(begin)

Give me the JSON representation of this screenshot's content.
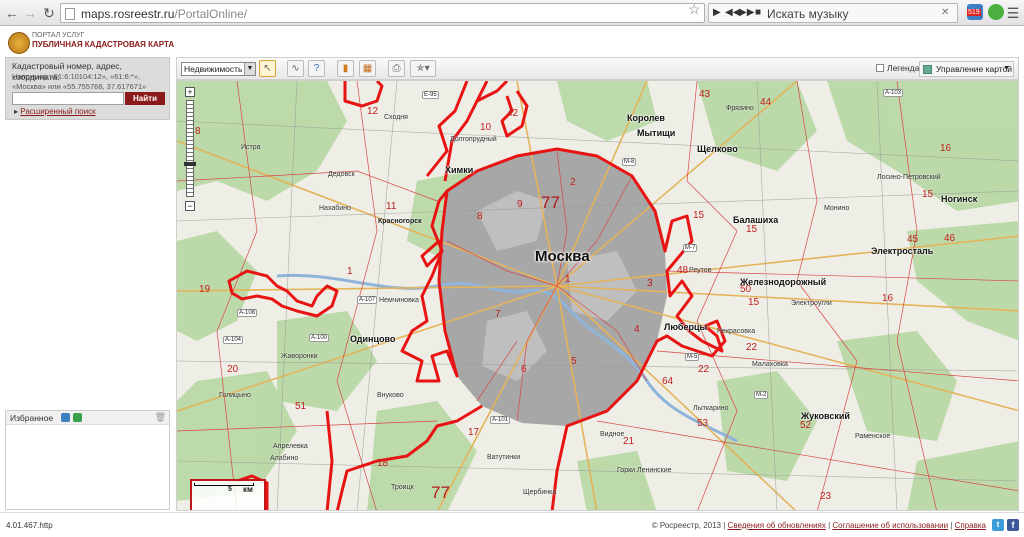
{
  "browser": {
    "url_domain": "maps.rosreestr.ru",
    "url_path": "/PortalOnline/",
    "music_search": "Искать музыку",
    "ext_badge": "519"
  },
  "header": {
    "portal_label": "ПОРТАЛ УСЛУГ",
    "title": "ПУБЛИЧНАЯ КАДАСТРОВАЯ КАРТА"
  },
  "search": {
    "hint": "Кадастровый номер, адрес, координата:",
    "example": "Например «61:6:10104:12», «61:6:*», «Москва» или «55.755768, 37.617671»",
    "input_value": "",
    "button_label": "Найти",
    "advanced_label": "Расширенный поиск"
  },
  "favorites": {
    "label": "Избранное"
  },
  "toolbar": {
    "layer_select": "Недвижимость",
    "legend_label": "Легенда",
    "map_control_label": "Управление картой"
  },
  "map": {
    "center_label": "Москва",
    "big_label": "77",
    "bottom_label": "77",
    "scale_value": "5",
    "scale_unit": "км",
    "cities": [
      {
        "name": "Химки"
      },
      {
        "name": "Королев"
      },
      {
        "name": "Мытищи"
      },
      {
        "name": "Щелково"
      },
      {
        "name": "Балашиха"
      },
      {
        "name": "Ногинск"
      },
      {
        "name": "Электросталь"
      },
      {
        "name": "Железнодорожный"
      },
      {
        "name": "Люберцы"
      },
      {
        "name": "Одинцово"
      },
      {
        "name": "Жуковский"
      },
      {
        "name": "Красногорск"
      }
    ],
    "towns": [
      {
        "name": "Долгопрудный"
      },
      {
        "name": "Нахабино"
      },
      {
        "name": "Истра"
      },
      {
        "name": "Дедовск"
      },
      {
        "name": "Сходня"
      },
      {
        "name": "Фрязино"
      },
      {
        "name": "Монино"
      },
      {
        "name": "Лосино-Петровский"
      },
      {
        "name": "Реутов"
      },
      {
        "name": "Электроугли"
      },
      {
        "name": "Некрасовка"
      },
      {
        "name": "Малаховка"
      },
      {
        "name": "Лыткарино"
      },
      {
        "name": "Видное"
      },
      {
        "name": "Внуково"
      },
      {
        "name": "Апрелевка"
      },
      {
        "name": "Алабино"
      },
      {
        "name": "Голицыно"
      },
      {
        "name": "Троицк"
      },
      {
        "name": "Щербинка"
      },
      {
        "name": "Раменское"
      },
      {
        "name": "Немчиновка"
      },
      {
        "name": "Горки Ленинские"
      },
      {
        "name": "Жаворонки"
      },
      {
        "name": "Ватутинки"
      }
    ],
    "regions": [
      "8",
      "10",
      "42",
      "43",
      "44",
      "15",
      "16",
      "46",
      "45",
      "15",
      "15",
      "48",
      "50",
      "22",
      "22",
      "53",
      "52",
      "23",
      "21",
      "64",
      "4",
      "3",
      "2",
      "9",
      "8",
      "1",
      "7",
      "6",
      "5",
      "1",
      "11",
      "19",
      "20",
      "51",
      "17",
      "18",
      "12",
      "16",
      "15"
    ],
    "highways": [
      "E-95",
      "A-101",
      "M-8",
      "M-7",
      "M-5",
      "A-103",
      "A-107",
      "A-108",
      "A-100",
      "A-104",
      "M-2"
    ]
  },
  "footer": {
    "version": "4.01.467.http",
    "copyright": "© Росреестр, 2013",
    "updates": "Сведения об обновлениях",
    "agreement": "Соглашение об использовании",
    "help": "Справка"
  }
}
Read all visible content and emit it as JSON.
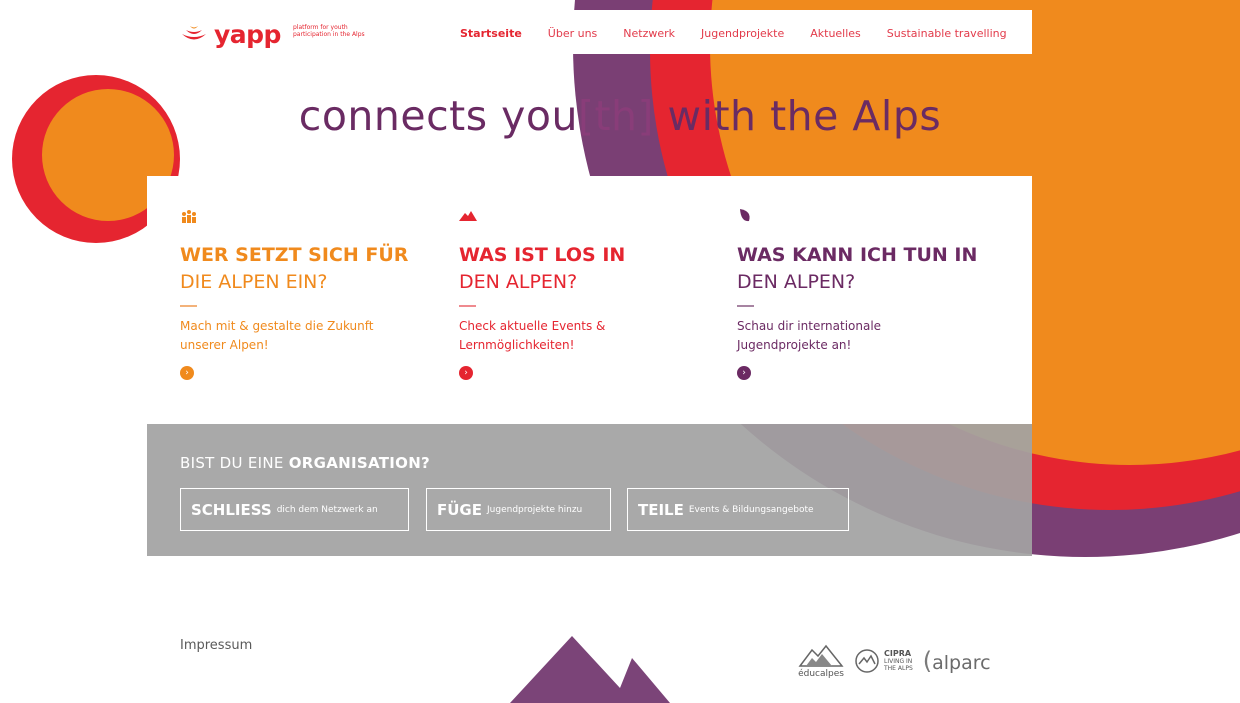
{
  "brand": {
    "name": "yapp",
    "tagline": "platform for youth\nparticipation in the Alps",
    "color": "#e52530"
  },
  "nav": {
    "items": [
      {
        "label": "Startseite",
        "active": true
      },
      {
        "label": "Über uns",
        "active": false
      },
      {
        "label": "Netzwerk",
        "active": false
      },
      {
        "label": "Jugendprojekte",
        "active": false
      },
      {
        "label": "Aktuelles",
        "active": false
      },
      {
        "label": "Sustainable travelling",
        "active": false
      }
    ]
  },
  "headline": {
    "pre": "connects you",
    "bracket": "[th]",
    "post": " with the Alps"
  },
  "cards": [
    {
      "icon": "people-icon",
      "title_bold": "WER SETZT SICH FÜR",
      "title_light": "DIE ALPEN EIN?",
      "description": "Mach mit & gestalte die Zukunft\nunserer Alpen!",
      "color": "#f08a1d"
    },
    {
      "icon": "mountain-icon",
      "title_bold": "WAS IST LOS IN",
      "title_light": "DEN ALPEN?",
      "description": "Check aktuelle Events &\nLernmöglichkeiten!",
      "color": "#e52530"
    },
    {
      "icon": "leaf-icon",
      "title_bold": "WAS KANN ICH TUN IN",
      "title_light": "DEN ALPEN?",
      "description": "Schau dir internationale\nJugendprojekte an!",
      "color": "#6b2a63"
    }
  ],
  "organisation": {
    "title_light": "BIST DU EINE ",
    "title_bold": "ORGANISATION?",
    "buttons": [
      {
        "bold": "SCHLIESS",
        "small": "dich dem Netzwerk an"
      },
      {
        "bold": "FÜGE",
        "small": "Jugendprojekte hinzu"
      },
      {
        "bold": "TEILE",
        "small": "Events & Bildungsangebote"
      }
    ]
  },
  "footer": {
    "impressum": "Impressum",
    "partners": {
      "educalpes": "éducalpes",
      "cipra_name": "CIPRA",
      "cipra_sub": "LIVING IN\nTHE ALPS",
      "alparc": "alparc"
    }
  },
  "colors": {
    "orange": "#f08a1d",
    "red": "#e52530",
    "purple": "#6b2a63",
    "grey_panel": "#a3a3a3"
  }
}
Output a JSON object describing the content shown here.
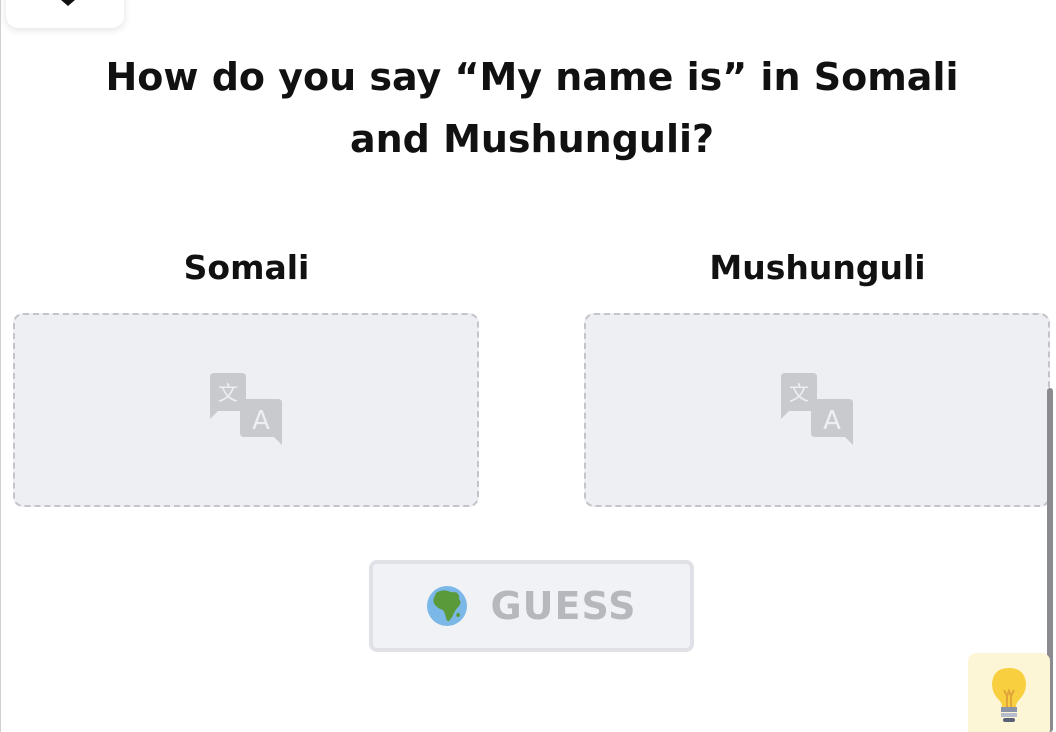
{
  "question": {
    "title": "How do you say “My name is” in Somali and Mushunguli?"
  },
  "languages": [
    {
      "label": "Somali",
      "drop_icon": "translate-icon"
    },
    {
      "label": "Mushunguli",
      "drop_icon": "translate-icon"
    }
  ],
  "actions": {
    "guess_label": "GUESS",
    "guess_icon": "globe-africa-icon",
    "hint_icon": "lightbulb-icon"
  },
  "colors": {
    "drop_bg": "#eeeff3",
    "guess_disabled_text": "#b7b8bd",
    "hint_bg": "#fdf6d6"
  }
}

(end)

▶ **STATED EXERCISE**
Keep the pictures out of the copy and return the rest of the data above exactly.

▶ **EXERCISE RESULT**
Give me the JSON representation of this screenshot's content.
{
  "browser": {
    "url_domain": "maps.rosreestr.ru",
    "url_path": "/PortalOnline/",
    "music_search": "Искать музыку",
    "ext_badge": "519"
  },
  "header": {
    "portal_label": "ПОРТАЛ УСЛУГ",
    "title": "ПУБЛИЧНАЯ КАДАСТРОВАЯ КАРТА"
  },
  "search": {
    "hint": "Кадастровый номер, адрес, координата:",
    "example": "Например «61:6:10104:12», «61:6:*», «Москва» или «55.755768, 37.617671»",
    "input_value": "",
    "button_label": "Найти",
    "advanced_label": "Расширенный поиск"
  },
  "favorites": {
    "label": "Избранное"
  },
  "toolbar": {
    "layer_select": "Недвижимость",
    "legend_label": "Легенда",
    "map_control_label": "Управление картой"
  },
  "map": {
    "center_label": "Москва",
    "big_label": "77",
    "bottom_label": "77",
    "scale_value": "5",
    "scale_unit": "км",
    "cities": [
      {
        "name": "Химки"
      },
      {
        "name": "Королев"
      },
      {
        "name": "Мытищи"
      },
      {
        "name": "Щелково"
      },
      {
        "name": "Балашиха"
      },
      {
        "name": "Ногинск"
      },
      {
        "name": "Электросталь"
      },
      {
        "name": "Железнодорожный"
      },
      {
        "name": "Люберцы"
      },
      {
        "name": "Одинцово"
      },
      {
        "name": "Жуковский"
      },
      {
        "name": "Красногорск"
      }
    ],
    "towns": [
      {
        "name": "Долгопрудный"
      },
      {
        "name": "Нахабино"
      },
      {
        "name": "Истра"
      },
      {
        "name": "Дедовск"
      },
      {
        "name": "Сходня"
      },
      {
        "name": "Фрязино"
      },
      {
        "name": "Монино"
      },
      {
        "name": "Лосино-Петровский"
      },
      {
        "name": "Реутов"
      },
      {
        "name": "Электроугли"
      },
      {
        "name": "Некрасовка"
      },
      {
        "name": "Малаховка"
      },
      {
        "name": "Лыткарино"
      },
      {
        "name": "Видное"
      },
      {
        "name": "Внуково"
      },
      {
        "name": "Апрелевка"
      },
      {
        "name": "Алабино"
      },
      {
        "name": "Голицыно"
      },
      {
        "name": "Троицк"
      },
      {
        "name": "Щербинка"
      },
      {
        "name": "Раменское"
      },
      {
        "name": "Немчиновка"
      },
      {
        "name": "Горки Ленинские"
      },
      {
        "name": "Жаворонки"
      },
      {
        "name": "Ватутинки"
      }
    ],
    "regions": [
      "8",
      "10",
      "42",
      "43",
      "44",
      "15",
      "16",
      "46",
      "45",
      "15",
      "15",
      "48",
      "50",
      "22",
      "22",
      "53",
      "52",
      "23",
      "21",
      "64",
      "4",
      "3",
      "2",
      "9",
      "8",
      "1",
      "7",
      "6",
      "5",
      "1",
      "11",
      "19",
      "20",
      "51",
      "17",
      "18",
      "12",
      "16",
      "15"
    ],
    "highways": [
      "E-95",
      "A-101",
      "M-8",
      "M-7",
      "M-5",
      "A-103",
      "A-107",
      "A-108",
      "A-100",
      "A-104",
      "M-2"
    ]
  },
  "footer": {
    "version": "4.01.467.http",
    "copyright": "© Росреестр, 2013",
    "updates": "Сведения об обновлениях",
    "agreement": "Соглашение об использовании",
    "help": "Справка"
  }
}
Read all visible content and emit it as JSON.
{
  "brand": {
    "name": "yapp",
    "tagline": "platform for youth\nparticipation in the Alps",
    "color": "#e52530"
  },
  "nav": {
    "items": [
      {
        "label": "Startseite",
        "active": true
      },
      {
        "label": "Über uns",
        "active": false
      },
      {
        "label": "Netzwerk",
        "active": false
      },
      {
        "label": "Jugendprojekte",
        "active": false
      },
      {
        "label": "Aktuelles",
        "active": false
      },
      {
        "label": "Sustainable travelling",
        "active": false
      }
    ]
  },
  "headline": {
    "pre": "connects you",
    "bracket": "[th]",
    "post": " with the Alps"
  },
  "cards": [
    {
      "icon": "people-icon",
      "title_bold": "WER SETZT SICH FÜR",
      "title_light": "DIE ALPEN EIN?",
      "description": "Mach mit & gestalte die Zukunft\nunserer Alpen!",
      "color": "#f08a1d"
    },
    {
      "icon": "mountain-icon",
      "title_bold": "WAS IST LOS IN",
      "title_light": "DEN ALPEN?",
      "description": "Check aktuelle Events &\nLernmöglichkeiten!",
      "color": "#e52530"
    },
    {
      "icon": "leaf-icon",
      "title_bold": "WAS KANN ICH TUN IN",
      "title_light": "DEN ALPEN?",
      "description": "Schau dir internationale\nJugendprojekte an!",
      "color": "#6b2a63"
    }
  ],
  "organisation": {
    "title_light": "BIST DU EINE ",
    "title_bold": "ORGANISATION?",
    "buttons": [
      {
        "bold": "SCHLIESS",
        "small": "dich dem Netzwerk an"
      },
      {
        "bold": "FÜGE",
        "small": "Jugendprojekte hinzu"
      },
      {
        "bold": "TEILE",
        "small": "Events & Bildungsangebote"
      }
    ]
  },
  "footer": {
    "impressum": "Impressum",
    "partners": {
      "educalpes": "éducalpes",
      "cipra_name": "CIPRA",
      "cipra_sub": "LIVING IN\nTHE ALPS",
      "alparc": "alparc"
    }
  },
  "colors": {
    "orange": "#f08a1d",
    "red": "#e52530",
    "purple": "#6b2a63",
    "grey_panel": "#a3a3a3"
  }
}
Output a JSON object describing the content shown here.
{
  "question": {
    "title": "How do you say “My name is” in Somali and Mushunguli?"
  },
  "languages": [
    {
      "label": "Somali",
      "drop_icon": "translate-icon"
    },
    {
      "label": "Mushunguli",
      "drop_icon": "translate-icon"
    }
  ],
  "actions": {
    "guess_label": "GUESS",
    "guess_icon": "globe-africa-icon",
    "hint_icon": "lightbulb-icon"
  },
  "colors": {
    "drop_bg": "#eeeff3",
    "guess_disabled_text": "#b7b8bd",
    "hint_bg": "#fdf6d6"
  }
}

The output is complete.